**Set task**: Lines holding the string "появились" are the ones to copy; find them all in the data.

**Stored records**:
▬▬▬▬▬▬▬▬▬▬

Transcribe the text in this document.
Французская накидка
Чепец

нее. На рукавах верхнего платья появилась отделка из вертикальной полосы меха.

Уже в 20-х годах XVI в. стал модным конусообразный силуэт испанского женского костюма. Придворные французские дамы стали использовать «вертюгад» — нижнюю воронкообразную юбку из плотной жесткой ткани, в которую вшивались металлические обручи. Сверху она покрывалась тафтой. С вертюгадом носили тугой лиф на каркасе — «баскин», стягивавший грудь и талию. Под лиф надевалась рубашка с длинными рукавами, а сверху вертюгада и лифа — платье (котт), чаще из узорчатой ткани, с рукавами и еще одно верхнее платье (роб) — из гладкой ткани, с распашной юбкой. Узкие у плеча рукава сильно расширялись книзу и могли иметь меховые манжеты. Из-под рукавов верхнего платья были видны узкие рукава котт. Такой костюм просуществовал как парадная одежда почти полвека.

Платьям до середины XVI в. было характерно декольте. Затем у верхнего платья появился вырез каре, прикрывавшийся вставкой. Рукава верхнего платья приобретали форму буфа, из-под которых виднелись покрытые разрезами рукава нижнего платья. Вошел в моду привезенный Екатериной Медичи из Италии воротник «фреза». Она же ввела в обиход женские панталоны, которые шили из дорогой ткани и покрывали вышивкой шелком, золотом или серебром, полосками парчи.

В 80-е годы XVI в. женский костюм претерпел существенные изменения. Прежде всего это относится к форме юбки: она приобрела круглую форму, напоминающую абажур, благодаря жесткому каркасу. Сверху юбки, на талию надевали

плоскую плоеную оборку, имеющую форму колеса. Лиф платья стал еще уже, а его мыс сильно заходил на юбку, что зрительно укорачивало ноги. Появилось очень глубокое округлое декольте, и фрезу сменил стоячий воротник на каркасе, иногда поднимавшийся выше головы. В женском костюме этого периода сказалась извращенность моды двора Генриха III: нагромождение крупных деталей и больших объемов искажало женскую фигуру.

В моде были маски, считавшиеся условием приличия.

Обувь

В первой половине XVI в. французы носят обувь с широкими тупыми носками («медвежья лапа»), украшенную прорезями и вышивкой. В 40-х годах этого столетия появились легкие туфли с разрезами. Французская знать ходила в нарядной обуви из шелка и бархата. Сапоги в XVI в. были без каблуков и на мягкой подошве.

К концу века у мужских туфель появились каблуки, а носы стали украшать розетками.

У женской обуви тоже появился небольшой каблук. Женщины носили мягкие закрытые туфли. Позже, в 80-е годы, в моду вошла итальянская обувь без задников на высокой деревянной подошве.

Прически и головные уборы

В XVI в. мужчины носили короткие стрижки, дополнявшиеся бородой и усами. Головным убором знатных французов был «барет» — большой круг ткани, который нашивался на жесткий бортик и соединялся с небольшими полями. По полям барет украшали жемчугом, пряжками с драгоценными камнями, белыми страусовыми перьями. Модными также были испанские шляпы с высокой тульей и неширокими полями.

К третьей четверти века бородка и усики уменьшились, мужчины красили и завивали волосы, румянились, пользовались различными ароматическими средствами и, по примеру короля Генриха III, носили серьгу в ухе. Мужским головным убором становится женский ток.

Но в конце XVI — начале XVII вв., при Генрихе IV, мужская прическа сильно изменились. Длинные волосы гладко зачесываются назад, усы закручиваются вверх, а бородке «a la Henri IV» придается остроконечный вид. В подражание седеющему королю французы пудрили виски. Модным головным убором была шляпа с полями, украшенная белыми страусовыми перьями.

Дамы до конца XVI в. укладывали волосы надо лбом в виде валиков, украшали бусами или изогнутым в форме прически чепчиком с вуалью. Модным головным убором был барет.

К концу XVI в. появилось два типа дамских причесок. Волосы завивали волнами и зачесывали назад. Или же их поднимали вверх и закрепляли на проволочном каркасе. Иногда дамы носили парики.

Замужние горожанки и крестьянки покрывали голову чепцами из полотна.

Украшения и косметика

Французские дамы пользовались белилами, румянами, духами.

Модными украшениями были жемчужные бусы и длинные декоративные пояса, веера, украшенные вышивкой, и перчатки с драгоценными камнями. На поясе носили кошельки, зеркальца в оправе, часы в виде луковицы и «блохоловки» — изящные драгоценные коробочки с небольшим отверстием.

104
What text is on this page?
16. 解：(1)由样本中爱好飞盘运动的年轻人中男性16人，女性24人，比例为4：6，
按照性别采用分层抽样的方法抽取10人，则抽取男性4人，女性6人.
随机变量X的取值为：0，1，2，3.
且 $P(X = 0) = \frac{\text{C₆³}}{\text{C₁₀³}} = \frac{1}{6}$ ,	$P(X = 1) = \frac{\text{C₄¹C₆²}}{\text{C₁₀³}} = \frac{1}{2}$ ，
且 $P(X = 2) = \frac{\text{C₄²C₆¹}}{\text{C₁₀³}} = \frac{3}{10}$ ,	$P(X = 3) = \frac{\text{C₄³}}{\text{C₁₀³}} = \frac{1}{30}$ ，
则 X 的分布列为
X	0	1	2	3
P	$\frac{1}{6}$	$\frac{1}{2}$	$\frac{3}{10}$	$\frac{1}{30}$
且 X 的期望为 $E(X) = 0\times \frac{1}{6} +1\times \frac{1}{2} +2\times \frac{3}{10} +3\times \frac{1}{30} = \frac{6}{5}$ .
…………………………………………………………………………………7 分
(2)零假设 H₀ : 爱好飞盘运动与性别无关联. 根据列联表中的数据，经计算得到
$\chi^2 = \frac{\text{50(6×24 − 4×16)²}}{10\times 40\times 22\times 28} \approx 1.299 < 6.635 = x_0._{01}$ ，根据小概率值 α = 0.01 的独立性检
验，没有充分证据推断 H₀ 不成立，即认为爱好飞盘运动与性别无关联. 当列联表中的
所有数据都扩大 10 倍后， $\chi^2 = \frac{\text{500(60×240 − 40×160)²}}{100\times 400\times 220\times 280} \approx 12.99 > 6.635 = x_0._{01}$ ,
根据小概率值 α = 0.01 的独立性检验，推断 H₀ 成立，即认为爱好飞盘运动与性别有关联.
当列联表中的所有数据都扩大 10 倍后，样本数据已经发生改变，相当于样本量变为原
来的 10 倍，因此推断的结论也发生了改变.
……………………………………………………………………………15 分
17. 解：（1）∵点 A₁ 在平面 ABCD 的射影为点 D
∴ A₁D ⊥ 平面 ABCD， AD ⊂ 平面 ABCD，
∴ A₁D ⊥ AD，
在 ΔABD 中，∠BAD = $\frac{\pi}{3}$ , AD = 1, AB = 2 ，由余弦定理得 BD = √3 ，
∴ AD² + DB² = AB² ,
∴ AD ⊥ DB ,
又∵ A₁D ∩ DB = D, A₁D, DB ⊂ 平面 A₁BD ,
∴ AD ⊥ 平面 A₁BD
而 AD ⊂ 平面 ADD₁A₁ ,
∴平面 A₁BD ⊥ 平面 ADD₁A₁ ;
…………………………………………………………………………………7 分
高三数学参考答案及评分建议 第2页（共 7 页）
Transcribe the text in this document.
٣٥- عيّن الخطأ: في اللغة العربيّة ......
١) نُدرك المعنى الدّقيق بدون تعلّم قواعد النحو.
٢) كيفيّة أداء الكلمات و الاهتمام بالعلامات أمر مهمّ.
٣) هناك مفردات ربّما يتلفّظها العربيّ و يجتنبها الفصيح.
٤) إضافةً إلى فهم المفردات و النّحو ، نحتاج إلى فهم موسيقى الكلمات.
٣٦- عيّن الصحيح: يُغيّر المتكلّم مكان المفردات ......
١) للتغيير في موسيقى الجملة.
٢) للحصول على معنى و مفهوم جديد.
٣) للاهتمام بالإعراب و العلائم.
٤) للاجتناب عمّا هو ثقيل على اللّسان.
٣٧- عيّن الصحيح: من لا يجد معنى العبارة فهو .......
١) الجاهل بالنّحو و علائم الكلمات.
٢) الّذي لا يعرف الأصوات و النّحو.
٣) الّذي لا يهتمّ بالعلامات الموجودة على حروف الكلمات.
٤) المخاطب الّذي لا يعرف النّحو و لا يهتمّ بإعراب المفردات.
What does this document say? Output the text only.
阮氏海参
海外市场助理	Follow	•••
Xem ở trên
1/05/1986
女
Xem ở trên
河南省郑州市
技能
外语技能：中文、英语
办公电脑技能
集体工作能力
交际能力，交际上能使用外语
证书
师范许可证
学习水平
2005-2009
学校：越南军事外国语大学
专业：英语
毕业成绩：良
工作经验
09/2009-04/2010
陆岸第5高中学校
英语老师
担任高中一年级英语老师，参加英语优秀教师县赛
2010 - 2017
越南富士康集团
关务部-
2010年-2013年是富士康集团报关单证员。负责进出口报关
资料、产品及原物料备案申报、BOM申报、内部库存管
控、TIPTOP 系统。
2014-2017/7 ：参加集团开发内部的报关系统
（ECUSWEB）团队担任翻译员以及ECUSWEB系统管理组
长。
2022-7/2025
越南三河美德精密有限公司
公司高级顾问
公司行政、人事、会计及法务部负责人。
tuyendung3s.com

▬▬▬▬▬▬▬▬▬▬

**Solution for this exercise**:
В первой половине XVI в. французы носят обувь с широкими тупыми носками («медвежья лапа»), украшенную прорезями и вышивкой. В 40-х годах этого столетия появились легкие туфли с разрезами. Французская знать ходила в нарядной обуви из шелка и бархата. Сапоги в XVI в. были без каблуков и на мягкой подошве.
К концу века у мужских туфель появились каблуки, а носы стали украшать розетками.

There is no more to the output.